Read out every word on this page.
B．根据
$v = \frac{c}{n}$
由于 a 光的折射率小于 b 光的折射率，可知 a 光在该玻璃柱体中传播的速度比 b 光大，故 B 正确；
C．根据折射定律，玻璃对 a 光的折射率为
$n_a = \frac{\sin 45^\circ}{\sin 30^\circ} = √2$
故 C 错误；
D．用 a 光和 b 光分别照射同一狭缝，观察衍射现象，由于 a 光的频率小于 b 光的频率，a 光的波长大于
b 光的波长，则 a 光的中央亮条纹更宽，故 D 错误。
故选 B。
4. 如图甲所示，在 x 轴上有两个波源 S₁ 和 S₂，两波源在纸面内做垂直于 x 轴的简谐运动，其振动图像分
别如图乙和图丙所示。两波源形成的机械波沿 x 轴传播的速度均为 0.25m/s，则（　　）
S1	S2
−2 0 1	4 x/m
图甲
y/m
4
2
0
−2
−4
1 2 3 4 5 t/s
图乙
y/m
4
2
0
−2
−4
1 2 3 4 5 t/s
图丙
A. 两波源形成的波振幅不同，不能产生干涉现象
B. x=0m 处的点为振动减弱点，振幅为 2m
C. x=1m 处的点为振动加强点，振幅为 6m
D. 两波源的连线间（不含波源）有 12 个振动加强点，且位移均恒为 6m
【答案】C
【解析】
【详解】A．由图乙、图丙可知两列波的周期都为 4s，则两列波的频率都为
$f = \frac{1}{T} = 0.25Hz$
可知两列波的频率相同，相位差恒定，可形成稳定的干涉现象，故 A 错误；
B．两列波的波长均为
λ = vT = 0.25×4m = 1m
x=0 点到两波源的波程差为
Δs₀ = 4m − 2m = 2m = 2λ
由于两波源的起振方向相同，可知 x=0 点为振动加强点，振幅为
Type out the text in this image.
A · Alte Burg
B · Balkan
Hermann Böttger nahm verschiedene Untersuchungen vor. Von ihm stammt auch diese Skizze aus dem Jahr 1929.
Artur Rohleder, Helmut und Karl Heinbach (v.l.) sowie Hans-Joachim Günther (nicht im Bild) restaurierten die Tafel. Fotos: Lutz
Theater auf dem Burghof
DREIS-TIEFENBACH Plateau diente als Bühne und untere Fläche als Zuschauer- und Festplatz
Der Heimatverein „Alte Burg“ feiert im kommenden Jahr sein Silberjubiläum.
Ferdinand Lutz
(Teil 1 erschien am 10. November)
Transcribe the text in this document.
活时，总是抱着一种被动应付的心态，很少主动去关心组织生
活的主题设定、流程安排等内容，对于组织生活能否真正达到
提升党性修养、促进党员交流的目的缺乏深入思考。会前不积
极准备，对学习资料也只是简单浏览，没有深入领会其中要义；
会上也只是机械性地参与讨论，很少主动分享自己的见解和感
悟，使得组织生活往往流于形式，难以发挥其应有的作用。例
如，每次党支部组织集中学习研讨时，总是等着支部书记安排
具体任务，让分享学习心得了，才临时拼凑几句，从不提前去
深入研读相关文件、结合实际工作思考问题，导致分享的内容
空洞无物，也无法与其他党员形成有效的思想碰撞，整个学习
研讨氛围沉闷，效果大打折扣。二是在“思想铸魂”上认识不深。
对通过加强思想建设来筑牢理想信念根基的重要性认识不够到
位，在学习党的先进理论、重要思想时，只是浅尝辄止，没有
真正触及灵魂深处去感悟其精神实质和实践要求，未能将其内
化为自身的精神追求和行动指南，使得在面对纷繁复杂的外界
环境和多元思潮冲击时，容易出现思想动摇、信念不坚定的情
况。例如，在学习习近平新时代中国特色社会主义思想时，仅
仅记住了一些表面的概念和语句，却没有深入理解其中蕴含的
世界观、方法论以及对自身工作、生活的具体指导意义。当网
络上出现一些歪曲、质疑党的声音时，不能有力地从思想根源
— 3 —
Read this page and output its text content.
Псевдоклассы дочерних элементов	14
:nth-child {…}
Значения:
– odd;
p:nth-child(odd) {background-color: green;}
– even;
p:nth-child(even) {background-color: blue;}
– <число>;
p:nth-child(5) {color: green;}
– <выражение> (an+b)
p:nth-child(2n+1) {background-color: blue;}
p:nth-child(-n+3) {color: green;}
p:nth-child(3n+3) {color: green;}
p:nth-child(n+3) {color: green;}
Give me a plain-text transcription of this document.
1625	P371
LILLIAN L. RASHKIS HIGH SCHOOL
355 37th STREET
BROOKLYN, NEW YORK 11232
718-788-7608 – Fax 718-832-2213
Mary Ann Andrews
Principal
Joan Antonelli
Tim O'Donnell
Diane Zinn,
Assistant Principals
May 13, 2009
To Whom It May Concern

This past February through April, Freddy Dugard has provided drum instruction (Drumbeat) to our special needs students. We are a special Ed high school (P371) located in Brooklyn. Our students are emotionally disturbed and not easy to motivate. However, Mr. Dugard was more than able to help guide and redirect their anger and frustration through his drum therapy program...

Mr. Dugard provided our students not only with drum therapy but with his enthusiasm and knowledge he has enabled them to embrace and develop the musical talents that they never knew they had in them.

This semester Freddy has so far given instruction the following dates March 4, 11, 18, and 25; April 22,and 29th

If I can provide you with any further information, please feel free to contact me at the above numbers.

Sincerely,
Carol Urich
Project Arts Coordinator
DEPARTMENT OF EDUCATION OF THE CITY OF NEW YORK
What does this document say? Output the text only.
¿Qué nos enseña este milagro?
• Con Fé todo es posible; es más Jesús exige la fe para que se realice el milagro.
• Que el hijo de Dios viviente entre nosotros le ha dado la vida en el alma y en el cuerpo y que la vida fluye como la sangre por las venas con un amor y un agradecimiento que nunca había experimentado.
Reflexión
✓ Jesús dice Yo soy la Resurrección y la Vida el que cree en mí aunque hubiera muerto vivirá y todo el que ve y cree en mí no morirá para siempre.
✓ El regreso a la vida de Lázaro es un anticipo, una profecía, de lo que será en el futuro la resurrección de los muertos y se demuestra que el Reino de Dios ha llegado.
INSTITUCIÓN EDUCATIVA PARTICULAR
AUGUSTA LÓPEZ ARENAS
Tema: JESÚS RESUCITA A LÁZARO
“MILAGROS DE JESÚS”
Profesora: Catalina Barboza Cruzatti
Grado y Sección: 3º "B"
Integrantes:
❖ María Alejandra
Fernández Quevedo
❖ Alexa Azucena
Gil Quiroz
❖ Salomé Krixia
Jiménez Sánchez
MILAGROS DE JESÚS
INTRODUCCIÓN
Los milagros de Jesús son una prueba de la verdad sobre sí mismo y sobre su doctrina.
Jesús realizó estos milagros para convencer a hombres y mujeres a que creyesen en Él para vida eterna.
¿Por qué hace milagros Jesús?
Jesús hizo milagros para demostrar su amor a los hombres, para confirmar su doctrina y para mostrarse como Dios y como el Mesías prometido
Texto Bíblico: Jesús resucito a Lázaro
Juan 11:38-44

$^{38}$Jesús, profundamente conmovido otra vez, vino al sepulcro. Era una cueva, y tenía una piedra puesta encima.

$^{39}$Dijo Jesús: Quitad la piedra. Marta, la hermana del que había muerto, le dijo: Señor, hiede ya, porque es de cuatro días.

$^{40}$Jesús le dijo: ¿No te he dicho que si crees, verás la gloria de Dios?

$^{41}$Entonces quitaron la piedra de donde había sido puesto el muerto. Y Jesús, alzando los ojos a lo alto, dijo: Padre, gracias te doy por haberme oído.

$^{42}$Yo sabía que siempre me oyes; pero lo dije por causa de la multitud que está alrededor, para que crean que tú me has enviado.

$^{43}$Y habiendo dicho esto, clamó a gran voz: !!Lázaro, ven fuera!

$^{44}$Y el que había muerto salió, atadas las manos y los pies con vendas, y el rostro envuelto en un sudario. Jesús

= = = = =

§ WHAT THE EXERCISE ASKS
Return every line above in which the string "dicho" occurs.

§ PROBLEM SOLUTION
$^{40}$Jesús le dijo: ¿No te he dicho que si crees, verás la gloria de Dios?
$^{43}$Y habiendo dicho esto, clamó a gran voz: !!Lázaro, ven fuera!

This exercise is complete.